**EXTRACT**
<<<<
What if our Content was just Data?
Data aggregation in the modern web.
It strikes me in this day and age that we are dealing with a very different beast when it comes to data, and yet so much of the web is still stuck in old paradigms.
Monolithic
Back in the day we were all starting out. Everybody needed a website and content and data started to grow, though they were always two very different things. Now everybody has data, and they have plenty of content - possibly even sporting multiple websites to boot.
Technology got more powerful, web development became a frontend and backend thing as complexity & capacity grew and new problems arose, new problems were tackled. UIs and APIs became the norm and yet we were still building our ‘content’ in content management systems (CMS) that were tied to the UI. They were always entirely dependent on each other. We refer to these CMS as being ‘Monolithic’ as they are essentially one.
>>>>
**INFORMATION PROVIDED**
<<<<
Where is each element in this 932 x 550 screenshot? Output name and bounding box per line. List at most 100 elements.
>>>>
**EXERCISE REQUIREMENTS**
A - List every abbreviation that appears in the piece on content as data.
B - Based on the piece on content as data, answer yes or no to each statement and quote the words from the text that decide it. (i) The content management systems described were tied to the UI. (ii) Content and data were once treated as the same thing. (iii) These systems are called "Monolithic" because they are essentially one.
C - Transcribe the piece on content as data, starting with "It strikes me" and going on through "are essentially one.".

**FULL ANSWERS**
A - UIs, APIs, CMS

B -
(i) Yes: "we were still building our ‘content’ in content management systems (CMS) that were tied to the UI."
(ii) No: "though they were always two very different things."
(iii) Yes: "We refer to these CMS as being ‘Monolithic’ as they are essentially one."

C -
It strikes me in this day and age that we are dealing with a very different beast when it comes to data, and yet so much of the web is still stuck in old paradigms.
Monolithic
Back in the day we were all starting out. Everybody needed a website and content and data started to grow, though they were always two very different things. Now everybody has data, and they have plenty of content - possibly even sporting multiple websites to boot.
Technology got more powerful, web development became a frontend and backend thing as complexity & capacity grew and new problems arose, new problems were tackled. UIs and APIs became the norm and yet we were still building our ‘content’ in content management systems (CMS) that were tied to the UI. They were always entirely dependent on each other. We refer to these CMS as being ‘Monolithic’ as they are essentially one.